* [The input]

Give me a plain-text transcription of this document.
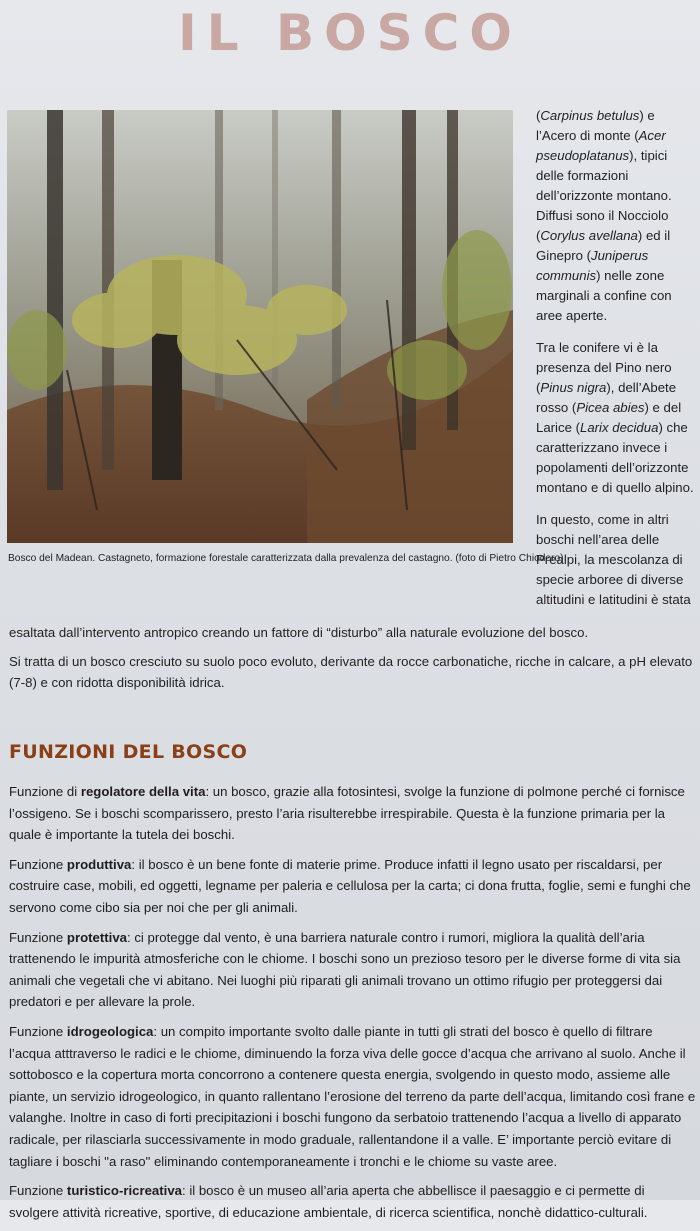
IL BOSCO
Bosco del Madean. Castagneto, formazione forestale caratterizzata dalla prevalenza del castagno. (foto di Pietro Chiodero)

(Carpinus betulus) e l’Acero di monte (Acer pseudoplatanus), tipici delle formazioni dell’orizzonte montano. Diffusi sono il Nocciolo (Corylus avellana) ed il Ginepro (Juniperus communis) nelle zone marginali a confine con aree aperte.

Tra le conifere vi è la presenza del Pino nero (Pinus nigra), dell’Abete rosso (Picea abies) e del Larice (Larix decidua) che caratterizzano invece i popolamenti dell’orizzonte montano e di quello alpino.

In questo, come in altri boschi nell’area delle Prealpi, la mescolanza di specie arboree di diverse altitudini e latitudini è stata

esaltata dall’intervento antropico creando un fattore di “disturbo” alla naturale evoluzione del bosco.

Si tratta di un bosco cresciuto su suolo poco evoluto, derivante da rocce carbonatiche, ricche in calcare, a pH elevato (7-8) e con ridotta disponibilità idrica.

FUNZIONI DEL BOSCO

Funzione di regolatore della vita: un bosco, grazie alla fotosintesi, svolge la funzione di polmone perché ci fornisce l’ossigeno. Se i boschi scomparissero, presto l’aria risulterebbe irrespirabile. Questa è la funzione primaria per la quale è importante la tutela dei boschi.

Funzione produttiva: il bosco è un bene fonte di materie prime. Produce infatti il legno usato per riscaldarsi, per costruire case, mobili, ed oggetti, legname per paleria e cellulosa per la carta; ci dona frutta, foglie, semi e funghi che servono come cibo sia per noi che per gli animali.

Funzione protettiva: ci protegge dal vento, è una barriera naturale contro i rumori, migliora la qualità dell’aria trattenendo le impurità atmosferiche con le chiome. I boschi sono un prezioso tesoro per le diverse forme di vita sia animali che vegetali che vi abitano. Nei luoghi più riparati gli animali trovano un ottimo rifugio per proteggersi dai predatori e per allevare la prole.

Funzione idrogeologica: un compito importante svolto dalle piante in tutti gli strati del bosco è quello di filtrare l’acqua atttraverso le radici e le chiome, diminuendo la forza viva delle gocce d’acqua che arrivano al suolo. Anche il sottobosco e la copertura morta concorrono a contenere questa energia, svolgendo in questo modo, assieme alle piante, un servizio idrogeologico, in quanto rallentano l’erosione del terreno da parte dell’acqua, limitando così frane e valanghe. Inoltre in caso di forti precipitazioni i boschi fungono da serbatoio trattenendo l’acqua a livello di apparato radicale, per rilasciarla successivamente in modo graduale, rallentandone il a valle. E’ importante perciò evitare di tagliare i boschi "a raso" eliminando contemporaneamente i tronchi e le chiome su vaste aree.

Funzione turistico-ricreativa: il bosco è un museo all’aria aperta che abbellisce il paesaggio e ci permette di svolgere attività ricreative, sportive, di educazione ambientale, di ricerca scientifica, nonchè didattico-culturali.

* [Short task] Identify the lines above that contain the word "suolo", then copy them.

* [Output of the task]
Si tratta di un bosco cresciuto su suolo poco evoluto, derivante da rocce carbonatiche, ricche in calcare, a pH elevato (7-8) e con ridotta disponibilità idrica.
Funzione idrogeologica: un compito importante svolto dalle piante in tutti gli strati del bosco è quello di filtrare l’acqua atttraverso le radici e le chiome, diminuendo la forza viva delle gocce d’acqua che arrivano al suolo. Anche il sottobosco e la copertura morta concorrono a contenere questa energia, svolgendo in questo modo, assieme alle piante, un servizio idrogeologico, in quanto rallentano l’erosione del terreno da parte dell’acqua, limitando così frane e valanghe. Inoltre in caso di forti precipitazioni i boschi fungono da serbatoio trattenendo l’acqua a livello di apparato radicale, per rilasciarla successivamente in modo graduale, rallentandone il a valle. E’ importante perciò evitare di tagliare i boschi "a raso" eliminando contemporaneamente i tronchi e le chiome su vaste aree.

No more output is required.